• _Required task_: In the lines below, change each "chevron-down-icon" to "caret-down-icon" and leave everything else as it is.

________________

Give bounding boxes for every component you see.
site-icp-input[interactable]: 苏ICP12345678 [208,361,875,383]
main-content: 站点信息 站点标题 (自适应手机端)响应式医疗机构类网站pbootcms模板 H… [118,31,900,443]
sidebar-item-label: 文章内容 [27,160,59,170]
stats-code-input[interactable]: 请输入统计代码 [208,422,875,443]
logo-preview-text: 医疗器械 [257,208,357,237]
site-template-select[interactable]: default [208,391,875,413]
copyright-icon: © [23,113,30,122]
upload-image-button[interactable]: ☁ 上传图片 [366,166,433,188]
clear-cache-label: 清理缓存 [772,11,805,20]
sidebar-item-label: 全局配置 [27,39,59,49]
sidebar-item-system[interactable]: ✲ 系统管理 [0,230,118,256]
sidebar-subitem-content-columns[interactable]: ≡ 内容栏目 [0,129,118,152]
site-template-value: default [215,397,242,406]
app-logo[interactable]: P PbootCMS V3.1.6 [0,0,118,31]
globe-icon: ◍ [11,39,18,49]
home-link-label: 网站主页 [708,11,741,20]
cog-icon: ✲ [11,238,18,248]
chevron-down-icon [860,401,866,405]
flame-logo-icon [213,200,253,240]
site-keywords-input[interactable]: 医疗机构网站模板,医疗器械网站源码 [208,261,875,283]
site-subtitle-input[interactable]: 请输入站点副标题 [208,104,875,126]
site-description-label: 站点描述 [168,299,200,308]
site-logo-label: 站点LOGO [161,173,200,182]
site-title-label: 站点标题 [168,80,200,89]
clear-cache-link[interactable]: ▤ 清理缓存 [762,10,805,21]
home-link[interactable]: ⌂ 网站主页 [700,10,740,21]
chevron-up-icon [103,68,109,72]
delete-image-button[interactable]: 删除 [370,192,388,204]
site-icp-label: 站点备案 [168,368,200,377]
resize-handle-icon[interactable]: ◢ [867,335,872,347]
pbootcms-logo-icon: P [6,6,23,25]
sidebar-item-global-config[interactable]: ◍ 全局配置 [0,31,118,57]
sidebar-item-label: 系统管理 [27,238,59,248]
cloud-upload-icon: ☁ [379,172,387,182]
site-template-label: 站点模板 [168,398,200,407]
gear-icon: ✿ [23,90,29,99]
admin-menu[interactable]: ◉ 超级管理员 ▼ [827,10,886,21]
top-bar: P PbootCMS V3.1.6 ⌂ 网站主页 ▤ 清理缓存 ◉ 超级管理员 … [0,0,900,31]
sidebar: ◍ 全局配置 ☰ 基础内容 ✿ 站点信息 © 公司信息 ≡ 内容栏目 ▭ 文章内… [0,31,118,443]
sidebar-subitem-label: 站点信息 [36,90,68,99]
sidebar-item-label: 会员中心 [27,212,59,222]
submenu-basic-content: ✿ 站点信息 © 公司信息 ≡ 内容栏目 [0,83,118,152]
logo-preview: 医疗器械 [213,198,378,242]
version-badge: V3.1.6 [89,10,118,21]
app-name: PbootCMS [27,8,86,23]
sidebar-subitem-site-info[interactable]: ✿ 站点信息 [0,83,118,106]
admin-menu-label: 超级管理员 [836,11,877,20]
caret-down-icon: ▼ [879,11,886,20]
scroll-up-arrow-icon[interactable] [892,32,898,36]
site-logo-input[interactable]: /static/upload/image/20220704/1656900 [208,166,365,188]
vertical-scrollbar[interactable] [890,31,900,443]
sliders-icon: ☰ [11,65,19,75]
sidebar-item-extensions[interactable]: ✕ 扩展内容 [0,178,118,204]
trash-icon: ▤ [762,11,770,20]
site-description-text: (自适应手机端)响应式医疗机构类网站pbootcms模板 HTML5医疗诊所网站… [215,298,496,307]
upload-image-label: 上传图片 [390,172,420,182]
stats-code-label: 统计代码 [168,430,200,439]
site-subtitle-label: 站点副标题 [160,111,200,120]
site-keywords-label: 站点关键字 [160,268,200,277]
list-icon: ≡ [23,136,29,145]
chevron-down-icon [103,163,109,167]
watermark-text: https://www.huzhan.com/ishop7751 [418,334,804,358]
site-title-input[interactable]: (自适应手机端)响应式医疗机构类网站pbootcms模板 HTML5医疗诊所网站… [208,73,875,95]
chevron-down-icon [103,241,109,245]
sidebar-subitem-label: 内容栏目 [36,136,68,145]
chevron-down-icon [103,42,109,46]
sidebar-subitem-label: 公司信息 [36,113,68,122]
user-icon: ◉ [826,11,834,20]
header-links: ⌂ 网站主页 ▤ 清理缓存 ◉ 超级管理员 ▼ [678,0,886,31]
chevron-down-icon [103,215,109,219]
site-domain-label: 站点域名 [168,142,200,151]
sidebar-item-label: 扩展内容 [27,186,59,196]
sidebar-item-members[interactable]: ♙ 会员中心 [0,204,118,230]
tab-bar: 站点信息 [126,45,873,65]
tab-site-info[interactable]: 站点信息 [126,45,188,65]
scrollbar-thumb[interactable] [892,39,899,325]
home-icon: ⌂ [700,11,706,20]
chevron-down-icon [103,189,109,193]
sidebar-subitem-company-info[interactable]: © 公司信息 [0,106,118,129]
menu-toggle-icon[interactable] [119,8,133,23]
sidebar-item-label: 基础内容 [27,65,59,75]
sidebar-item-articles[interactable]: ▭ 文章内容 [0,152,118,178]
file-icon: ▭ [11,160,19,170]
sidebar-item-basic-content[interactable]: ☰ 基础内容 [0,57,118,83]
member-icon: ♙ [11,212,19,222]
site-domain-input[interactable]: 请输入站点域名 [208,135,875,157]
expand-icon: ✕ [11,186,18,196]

________________

• _Response to the exercise_:
Give bounding boxes for every component you see.
site-icp-input[interactable]: 苏ICP12345678 [208,361,875,383]
main-content: 站点信息 站点标题 (自适应手机端)响应式医疗机构类网站pbootcms模板 H… [118,31,900,443]
sidebar-item-label: 文章内容 [27,160,59,170]
stats-code-input[interactable]: 请输入统计代码 [208,422,875,443]
logo-preview-text: 医疗器械 [257,208,357,237]
site-template-select[interactable]: default [208,391,875,413]
copyright-icon: © [23,113,30,122]
upload-image-button[interactable]: ☁ 上传图片 [366,166,433,188]
clear-cache-label: 清理缓存 [772,11,805,20]
sidebar-item-label: 全局配置 [27,39,59,49]
sidebar-item-system[interactable]: ✲ 系统管理 [0,230,118,256]
sidebar-subitem-content-columns[interactable]: ≡ 内容栏目 [0,129,118,152]
site-template-value: default [215,397,242,406]
app-logo[interactable]: P PbootCMS V3.1.6 [0,0,118,31]
globe-icon: ◍ [11,39,18,49]
home-link-label: 网站主页 [708,11,741,20]
cog-icon: ✲ [11,238,18,248]
caret-down-icon [860,401,866,405]
flame-logo-icon [213,200,253,240]
site-keywords-input[interactable]: 医疗机构网站模板,医疗器械网站源码 [208,261,875,283]
site-subtitle-input[interactable]: 请输入站点副标题 [208,104,875,126]
site-description-label: 站点描述 [168,299,200,308]
site-logo-label: 站点LOGO [161,173,200,182]
site-title-label: 站点标题 [168,80,200,89]
clear-cache-link[interactable]: ▤ 清理缓存 [762,10,805,21]
home-link[interactable]: ⌂ 网站主页 [700,10,740,21]
chevron-up-icon [103,68,109,72]
delete-image-button[interactable]: 删除 [370,192,388,204]
site-icp-label: 站点备案 [168,368,200,377]
resize-handle-icon[interactable]: ◢ [867,335,872,347]
pbootcms-logo-icon: P [6,6,23,25]
sidebar-item-global-config[interactable]: ◍ 全局配置 [0,31,118,57]
sidebar-item-label: 系统管理 [27,238,59,248]
cloud-upload-icon: ☁ [379,172,387,182]
site-template-label: 站点模板 [168,398,200,407]
gear-icon: ✿ [23,90,29,99]
admin-menu[interactable]: ◉ 超级管理员 ▼ [827,10,886,21]
top-bar: P PbootCMS V3.1.6 ⌂ 网站主页 ▤ 清理缓存 ◉ 超级管理员 … [0,0,900,31]
sidebar: ◍ 全局配置 ☰ 基础内容 ✿ 站点信息 © 公司信息 ≡ 内容栏目 ▭ 文章内… [0,31,118,443]
sidebar-subitem-label: 站点信息 [36,90,68,99]
sidebar-item-label: 会员中心 [27,212,59,222]
submenu-basic-content: ✿ 站点信息 © 公司信息 ≡ 内容栏目 [0,83,118,152]
logo-preview: 医疗器械 [213,198,378,242]
version-badge: V3.1.6 [89,10,118,21]
app-name: PbootCMS [27,8,86,23]
sidebar-subitem-site-info[interactable]: ✿ 站点信息 [0,83,118,106]
admin-menu-label: 超级管理员 [836,11,877,20]
caret-down-icon: ▼ [879,11,886,20]
scroll-up-arrow-icon[interactable] [892,32,898,36]
site-logo-input[interactable]: /static/upload/image/20220704/1656900 [208,166,365,188]
vertical-scrollbar[interactable] [890,31,900,443]
sliders-icon: ☰ [11,65,19,75]
sidebar-item-extensions[interactable]: ✕ 扩展内容 [0,178,118,204]
trash-icon: ▤ [762,11,770,20]
site-description-text: (自适应手机端)响应式医疗机构类网站pbootcms模板 HTML5医疗诊所网站… [215,298,496,307]
upload-image-label: 上传图片 [390,172,420,182]
stats-code-label: 统计代码 [168,430,200,439]
site-subtitle-label: 站点副标题 [160,111,200,120]
site-keywords-label: 站点关键字 [160,268,200,277]
list-icon: ≡ [23,136,29,145]
caret-down-icon [103,163,109,167]
watermark-text: https://www.huzhan.com/ishop7751 [418,334,804,358]
site-title-input[interactable]: (自适应手机端)响应式医疗机构类网站pbootcms模板 HTML5医疗诊所网站… [208,73,875,95]
caret-down-icon [103,241,109,245]
sidebar-subitem-label: 内容栏目 [36,136,68,145]
caret-down-icon [103,42,109,46]
sidebar-subitem-label: 公司信息 [36,113,68,122]
user-icon: ◉ [826,11,834,20]
header-links: ⌂ 网站主页 ▤ 清理缓存 ◉ 超级管理员 ▼ [678,0,886,31]
caret-down-icon [103,215,109,219]
site-domain-label: 站点域名 [168,142,200,151]
sidebar-item-label: 扩展内容 [27,186,59,196]
sidebar-item-members[interactable]: ♙ 会员中心 [0,204,118,230]
tab-bar: 站点信息 [126,45,873,65]
tab-site-info[interactable]: 站点信息 [126,45,188,65]
scrollbar-thumb[interactable] [892,39,899,325]
home-icon: ⌂ [700,11,706,20]
caret-down-icon [103,189,109,193]
sidebar-subitem-company-info[interactable]: © 公司信息 [0,106,118,129]
menu-toggle-icon[interactable] [119,8,133,23]
sidebar-item-label: 基础内容 [27,65,59,75]
sidebar-item-articles[interactable]: ▭ 文章内容 [0,152,118,178]
file-icon: ▭ [11,160,19,170]
sidebar-item-basic-content[interactable]: ☰ 基础内容 [0,57,118,83]
member-icon: ♙ [11,212,19,222]
site-domain-input[interactable]: 请输入站点域名 [208,135,875,157]
expand-icon: ✕ [11,186,18,196]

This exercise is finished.